§ Problem to solve
Return each line of the data below verbatim; pictures are to be left out.

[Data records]
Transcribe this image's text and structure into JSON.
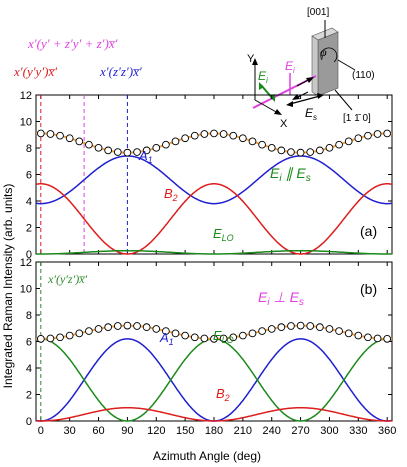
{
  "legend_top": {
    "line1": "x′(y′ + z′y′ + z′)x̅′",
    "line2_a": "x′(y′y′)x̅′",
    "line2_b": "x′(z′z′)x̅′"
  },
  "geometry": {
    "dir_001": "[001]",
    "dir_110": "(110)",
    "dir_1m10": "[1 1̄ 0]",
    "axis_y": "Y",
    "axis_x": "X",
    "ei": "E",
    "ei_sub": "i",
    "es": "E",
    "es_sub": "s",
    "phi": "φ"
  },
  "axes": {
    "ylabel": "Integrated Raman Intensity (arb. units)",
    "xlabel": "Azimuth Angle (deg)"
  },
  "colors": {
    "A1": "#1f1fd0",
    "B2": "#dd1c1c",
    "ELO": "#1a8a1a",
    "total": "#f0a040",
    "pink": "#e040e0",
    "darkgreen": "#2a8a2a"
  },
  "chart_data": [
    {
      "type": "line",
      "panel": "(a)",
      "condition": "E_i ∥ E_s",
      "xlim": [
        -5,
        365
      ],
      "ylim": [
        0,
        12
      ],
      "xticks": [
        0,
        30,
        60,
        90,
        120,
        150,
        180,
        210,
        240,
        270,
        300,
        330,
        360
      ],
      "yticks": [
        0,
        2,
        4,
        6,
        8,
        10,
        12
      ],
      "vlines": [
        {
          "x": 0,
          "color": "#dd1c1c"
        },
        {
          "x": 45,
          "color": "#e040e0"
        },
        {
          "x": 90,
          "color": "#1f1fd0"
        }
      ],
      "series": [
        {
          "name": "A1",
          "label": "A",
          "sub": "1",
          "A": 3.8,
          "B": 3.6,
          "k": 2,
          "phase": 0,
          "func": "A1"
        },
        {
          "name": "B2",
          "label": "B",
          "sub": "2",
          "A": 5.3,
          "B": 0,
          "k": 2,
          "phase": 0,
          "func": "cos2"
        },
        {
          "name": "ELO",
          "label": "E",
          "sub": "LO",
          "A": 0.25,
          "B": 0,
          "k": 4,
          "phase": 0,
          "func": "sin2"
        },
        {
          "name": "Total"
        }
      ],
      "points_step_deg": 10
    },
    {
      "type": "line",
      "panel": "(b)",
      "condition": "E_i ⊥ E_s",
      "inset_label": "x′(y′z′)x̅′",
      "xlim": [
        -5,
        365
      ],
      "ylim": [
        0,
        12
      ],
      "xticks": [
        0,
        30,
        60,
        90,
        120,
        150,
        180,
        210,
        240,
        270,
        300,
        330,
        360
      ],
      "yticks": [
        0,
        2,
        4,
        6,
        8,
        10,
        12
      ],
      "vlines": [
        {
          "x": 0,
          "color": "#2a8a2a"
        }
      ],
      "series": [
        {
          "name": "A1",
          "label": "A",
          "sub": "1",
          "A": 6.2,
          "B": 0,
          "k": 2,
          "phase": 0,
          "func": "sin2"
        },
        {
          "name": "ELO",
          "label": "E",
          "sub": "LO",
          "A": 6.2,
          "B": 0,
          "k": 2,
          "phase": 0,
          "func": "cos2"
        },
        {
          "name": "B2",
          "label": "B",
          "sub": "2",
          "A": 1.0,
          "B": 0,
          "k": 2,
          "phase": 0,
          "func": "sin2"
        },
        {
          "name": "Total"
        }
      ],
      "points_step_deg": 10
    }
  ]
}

§ Solution for this task
Transcribe this image's text and structure into JSON.
{
  "legend_top": {
    "line1": "x′(y′ + z′y′ + z′)x̅′",
    "line2_a": "x′(y′y′)x̅′",
    "line2_b": "x′(z′z′)x̅′"
  },
  "geometry": {
    "dir_001": "[001]",
    "dir_110": "(110)",
    "dir_1m10": "[1 1̄ 0]",
    "axis_y": "Y",
    "axis_x": "X",
    "ei": "E",
    "ei_sub": "i",
    "es": "E",
    "es_sub": "s",
    "phi": "φ"
  },
  "axes": {
    "ylabel": "Integrated Raman Intensity (arb. units)",
    "xlabel": "Azimuth Angle (deg)"
  },
  "colors": {
    "A1": "#1f1fd0",
    "B2": "#dd1c1c",
    "ELO": "#1a8a1a",
    "total": "#f0a040",
    "pink": "#e040e0",
    "darkgreen": "#2a8a2a"
  },
  "chart_data": [
    {
      "type": "line",
      "panel": "(a)",
      "condition": "E_i ∥ E_s",
      "xlim": [
        -5,
        365
      ],
      "ylim": [
        0,
        12
      ],
      "xticks": [
        0,
        30,
        60,
        90,
        120,
        150,
        180,
        210,
        240,
        270,
        300,
        330,
        360
      ],
      "yticks": [
        0,
        2,
        4,
        6,
        8,
        10,
        12
      ],
      "vlines": [
        {
          "x": 0,
          "color": "#dd1c1c"
        },
        {
          "x": 45,
          "color": "#e040e0"
        },
        {
          "x": 90,
          "color": "#1f1fd0"
        }
      ],
      "series": [
        {
          "name": "A1",
          "label": "A",
          "sub": "1",
          "A": 3.8,
          "B": 3.6,
          "k": 2,
          "phase": 0,
          "func": "A1"
        },
        {
          "name": "B2",
          "label": "B",
          "sub": "2",
          "A": 5.3,
          "B": 0,
          "k": 2,
          "phase": 0,
          "func": "cos2"
        },
        {
          "name": "ELO",
          "label": "E",
          "sub": "LO",
          "A": 0.25,
          "B": 0,
          "k": 4,
          "phase": 0,
          "func": "sin2"
        },
        {
          "name": "Total"
        }
      ],
      "points_step_deg": 10
    },
    {
      "type": "line",
      "panel": "(b)",
      "condition": "E_i ⊥ E_s",
      "inset_label": "x′(y′z′)x̅′",
      "xlim": [
        -5,
        365
      ],
      "ylim": [
        0,
        12
      ],
      "xticks": [
        0,
        30,
        60,
        90,
        120,
        150,
        180,
        210,
        240,
        270,
        300,
        330,
        360
      ],
      "yticks": [
        0,
        2,
        4,
        6,
        8,
        10,
        12
      ],
      "vlines": [
        {
          "x": 0,
          "color": "#2a8a2a"
        }
      ],
      "series": [
        {
          "name": "A1",
          "label": "A",
          "sub": "1",
          "A": 6.2,
          "B": 0,
          "k": 2,
          "phase": 0,
          "func": "sin2"
        },
        {
          "name": "ELO",
          "label": "E",
          "sub": "LO",
          "A": 6.2,
          "B": 0,
          "k": 2,
          "phase": 0,
          "func": "cos2"
        },
        {
          "name": "B2",
          "label": "B",
          "sub": "2",
          "A": 1.0,
          "B": 0,
          "k": 2,
          "phase": 0,
          "func": "sin2"
        },
        {
          "name": "Total"
        }
      ],
      "points_step_deg": 10
    }
  ]
}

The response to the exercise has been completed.